- TASK STATEMENT: Report how many lines contain the word "JSON", with no other text.

--

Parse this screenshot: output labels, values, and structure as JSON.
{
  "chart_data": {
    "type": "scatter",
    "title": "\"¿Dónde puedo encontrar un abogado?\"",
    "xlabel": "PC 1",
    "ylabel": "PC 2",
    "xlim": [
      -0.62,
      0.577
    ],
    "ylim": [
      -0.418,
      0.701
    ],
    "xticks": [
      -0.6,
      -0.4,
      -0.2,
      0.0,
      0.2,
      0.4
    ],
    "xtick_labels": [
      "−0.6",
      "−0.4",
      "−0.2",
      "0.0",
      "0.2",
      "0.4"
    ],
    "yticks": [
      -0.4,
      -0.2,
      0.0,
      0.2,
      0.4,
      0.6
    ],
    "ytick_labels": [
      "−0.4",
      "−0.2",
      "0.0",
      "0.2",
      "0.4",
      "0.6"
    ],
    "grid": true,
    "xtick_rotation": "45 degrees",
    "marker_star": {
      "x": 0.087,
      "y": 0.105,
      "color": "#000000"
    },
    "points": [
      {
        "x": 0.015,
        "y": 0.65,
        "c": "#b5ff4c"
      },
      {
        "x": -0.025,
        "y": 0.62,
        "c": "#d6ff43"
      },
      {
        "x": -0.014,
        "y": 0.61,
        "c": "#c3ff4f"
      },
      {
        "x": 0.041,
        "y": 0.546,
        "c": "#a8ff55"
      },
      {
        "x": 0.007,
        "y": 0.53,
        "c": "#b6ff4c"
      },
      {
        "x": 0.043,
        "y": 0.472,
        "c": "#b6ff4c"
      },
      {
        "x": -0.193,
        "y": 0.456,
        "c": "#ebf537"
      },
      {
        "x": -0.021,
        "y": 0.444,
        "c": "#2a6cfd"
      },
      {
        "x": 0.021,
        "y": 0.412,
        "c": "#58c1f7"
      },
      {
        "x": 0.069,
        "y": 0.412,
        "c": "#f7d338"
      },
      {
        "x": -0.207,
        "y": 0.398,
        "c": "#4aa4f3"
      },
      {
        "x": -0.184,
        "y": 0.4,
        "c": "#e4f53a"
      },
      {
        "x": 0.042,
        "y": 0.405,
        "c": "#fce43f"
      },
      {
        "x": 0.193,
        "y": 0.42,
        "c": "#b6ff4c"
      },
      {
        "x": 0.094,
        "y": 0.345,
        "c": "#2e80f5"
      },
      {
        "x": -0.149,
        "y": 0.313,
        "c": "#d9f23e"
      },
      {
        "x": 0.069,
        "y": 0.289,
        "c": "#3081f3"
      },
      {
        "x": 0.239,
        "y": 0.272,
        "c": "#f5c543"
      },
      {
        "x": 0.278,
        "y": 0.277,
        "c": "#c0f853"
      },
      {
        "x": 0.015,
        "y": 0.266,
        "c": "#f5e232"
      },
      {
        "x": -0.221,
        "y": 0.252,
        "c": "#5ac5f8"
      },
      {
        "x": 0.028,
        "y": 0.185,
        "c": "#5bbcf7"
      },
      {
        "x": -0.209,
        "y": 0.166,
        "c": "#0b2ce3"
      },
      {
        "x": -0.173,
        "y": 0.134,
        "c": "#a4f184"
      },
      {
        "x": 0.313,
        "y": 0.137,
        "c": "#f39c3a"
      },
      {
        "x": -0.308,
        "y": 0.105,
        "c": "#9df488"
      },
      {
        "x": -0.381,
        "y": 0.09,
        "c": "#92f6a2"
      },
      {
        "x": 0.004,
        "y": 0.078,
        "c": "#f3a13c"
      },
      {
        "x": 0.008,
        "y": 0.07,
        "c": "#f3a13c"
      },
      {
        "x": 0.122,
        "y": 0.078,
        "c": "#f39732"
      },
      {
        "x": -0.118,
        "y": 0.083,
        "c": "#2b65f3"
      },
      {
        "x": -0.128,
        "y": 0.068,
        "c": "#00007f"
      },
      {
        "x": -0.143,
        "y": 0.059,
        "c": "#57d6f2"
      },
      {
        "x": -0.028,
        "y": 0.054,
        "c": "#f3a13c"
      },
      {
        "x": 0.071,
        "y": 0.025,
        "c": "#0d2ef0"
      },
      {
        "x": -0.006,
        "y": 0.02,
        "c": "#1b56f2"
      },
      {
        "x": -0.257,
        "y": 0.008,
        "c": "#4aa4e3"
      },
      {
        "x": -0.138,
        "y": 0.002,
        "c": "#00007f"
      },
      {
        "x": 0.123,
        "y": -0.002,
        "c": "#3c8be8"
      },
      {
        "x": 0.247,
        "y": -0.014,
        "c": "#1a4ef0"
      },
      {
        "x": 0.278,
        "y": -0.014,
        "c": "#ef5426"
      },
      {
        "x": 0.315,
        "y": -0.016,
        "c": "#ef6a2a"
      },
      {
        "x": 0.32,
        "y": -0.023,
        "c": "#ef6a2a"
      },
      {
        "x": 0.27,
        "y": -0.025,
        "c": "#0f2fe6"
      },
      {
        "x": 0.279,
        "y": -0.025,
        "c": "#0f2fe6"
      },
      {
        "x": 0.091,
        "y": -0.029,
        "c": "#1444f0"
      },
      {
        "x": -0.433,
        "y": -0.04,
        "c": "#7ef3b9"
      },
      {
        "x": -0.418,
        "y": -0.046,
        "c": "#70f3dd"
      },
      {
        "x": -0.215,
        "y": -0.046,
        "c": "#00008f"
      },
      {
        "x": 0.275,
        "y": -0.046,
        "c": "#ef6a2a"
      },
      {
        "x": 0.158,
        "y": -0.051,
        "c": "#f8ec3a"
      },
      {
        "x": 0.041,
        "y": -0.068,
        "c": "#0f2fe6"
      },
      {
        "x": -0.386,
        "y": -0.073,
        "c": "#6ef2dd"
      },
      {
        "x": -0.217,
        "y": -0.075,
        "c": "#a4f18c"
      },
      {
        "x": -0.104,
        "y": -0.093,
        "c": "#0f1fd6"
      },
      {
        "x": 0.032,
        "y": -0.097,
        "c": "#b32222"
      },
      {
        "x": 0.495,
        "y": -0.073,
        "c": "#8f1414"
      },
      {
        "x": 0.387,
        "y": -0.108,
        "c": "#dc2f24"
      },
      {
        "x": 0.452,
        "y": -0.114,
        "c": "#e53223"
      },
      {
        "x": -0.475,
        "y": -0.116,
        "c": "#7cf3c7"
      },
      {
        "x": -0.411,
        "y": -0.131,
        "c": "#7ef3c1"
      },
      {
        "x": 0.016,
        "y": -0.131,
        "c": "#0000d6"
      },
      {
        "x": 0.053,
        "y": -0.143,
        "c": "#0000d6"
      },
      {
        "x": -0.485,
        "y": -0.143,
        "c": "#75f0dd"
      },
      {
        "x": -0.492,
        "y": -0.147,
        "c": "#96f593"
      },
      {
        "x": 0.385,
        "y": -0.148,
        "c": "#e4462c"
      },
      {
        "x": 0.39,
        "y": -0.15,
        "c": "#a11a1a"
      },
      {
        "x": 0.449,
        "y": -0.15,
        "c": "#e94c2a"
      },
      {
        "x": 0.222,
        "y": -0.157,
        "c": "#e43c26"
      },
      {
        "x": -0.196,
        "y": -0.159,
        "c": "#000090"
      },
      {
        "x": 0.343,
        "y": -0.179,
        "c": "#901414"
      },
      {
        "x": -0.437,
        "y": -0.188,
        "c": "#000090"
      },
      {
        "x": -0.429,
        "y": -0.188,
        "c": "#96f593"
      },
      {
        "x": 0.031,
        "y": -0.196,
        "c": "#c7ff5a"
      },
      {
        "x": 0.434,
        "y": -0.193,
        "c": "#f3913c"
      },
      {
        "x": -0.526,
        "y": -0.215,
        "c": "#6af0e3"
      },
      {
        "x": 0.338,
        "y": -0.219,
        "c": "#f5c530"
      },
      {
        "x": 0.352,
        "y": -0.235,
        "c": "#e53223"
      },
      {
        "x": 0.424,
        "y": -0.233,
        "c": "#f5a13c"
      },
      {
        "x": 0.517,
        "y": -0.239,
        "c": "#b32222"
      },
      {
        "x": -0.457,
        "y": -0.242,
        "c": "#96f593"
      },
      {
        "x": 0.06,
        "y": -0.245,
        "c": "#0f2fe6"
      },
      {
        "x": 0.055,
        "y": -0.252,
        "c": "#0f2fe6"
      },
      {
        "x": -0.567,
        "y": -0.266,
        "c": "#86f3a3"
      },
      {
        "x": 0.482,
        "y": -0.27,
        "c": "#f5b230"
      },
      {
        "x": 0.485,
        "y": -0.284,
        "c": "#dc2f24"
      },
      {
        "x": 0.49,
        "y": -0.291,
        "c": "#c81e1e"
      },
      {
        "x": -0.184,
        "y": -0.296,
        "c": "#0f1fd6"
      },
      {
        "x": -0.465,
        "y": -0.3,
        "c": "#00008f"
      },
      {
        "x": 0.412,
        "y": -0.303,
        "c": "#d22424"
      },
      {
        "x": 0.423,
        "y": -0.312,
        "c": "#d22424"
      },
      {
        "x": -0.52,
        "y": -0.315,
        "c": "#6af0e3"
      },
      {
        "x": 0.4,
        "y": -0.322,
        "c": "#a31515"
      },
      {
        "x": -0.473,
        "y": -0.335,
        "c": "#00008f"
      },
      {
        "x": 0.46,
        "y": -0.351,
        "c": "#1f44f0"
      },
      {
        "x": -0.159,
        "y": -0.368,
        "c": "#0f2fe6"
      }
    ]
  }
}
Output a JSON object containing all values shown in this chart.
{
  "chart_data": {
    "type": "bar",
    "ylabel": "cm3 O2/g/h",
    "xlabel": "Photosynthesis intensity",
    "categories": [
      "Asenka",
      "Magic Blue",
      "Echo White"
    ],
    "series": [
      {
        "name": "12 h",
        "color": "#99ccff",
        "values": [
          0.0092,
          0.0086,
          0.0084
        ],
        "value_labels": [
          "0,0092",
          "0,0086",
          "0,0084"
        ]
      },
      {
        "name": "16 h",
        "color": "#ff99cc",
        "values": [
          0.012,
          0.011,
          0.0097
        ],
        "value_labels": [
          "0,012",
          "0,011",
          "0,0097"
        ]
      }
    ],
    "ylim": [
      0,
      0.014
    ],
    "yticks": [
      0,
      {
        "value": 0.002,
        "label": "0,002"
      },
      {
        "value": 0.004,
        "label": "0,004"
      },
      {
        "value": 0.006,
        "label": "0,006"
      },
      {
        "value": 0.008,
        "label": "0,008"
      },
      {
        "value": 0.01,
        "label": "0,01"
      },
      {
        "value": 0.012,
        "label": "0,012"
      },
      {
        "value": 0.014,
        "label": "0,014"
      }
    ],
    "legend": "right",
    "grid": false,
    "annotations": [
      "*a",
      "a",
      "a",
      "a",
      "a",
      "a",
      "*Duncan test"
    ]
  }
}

--

- WRITTEN SOLUTION: 2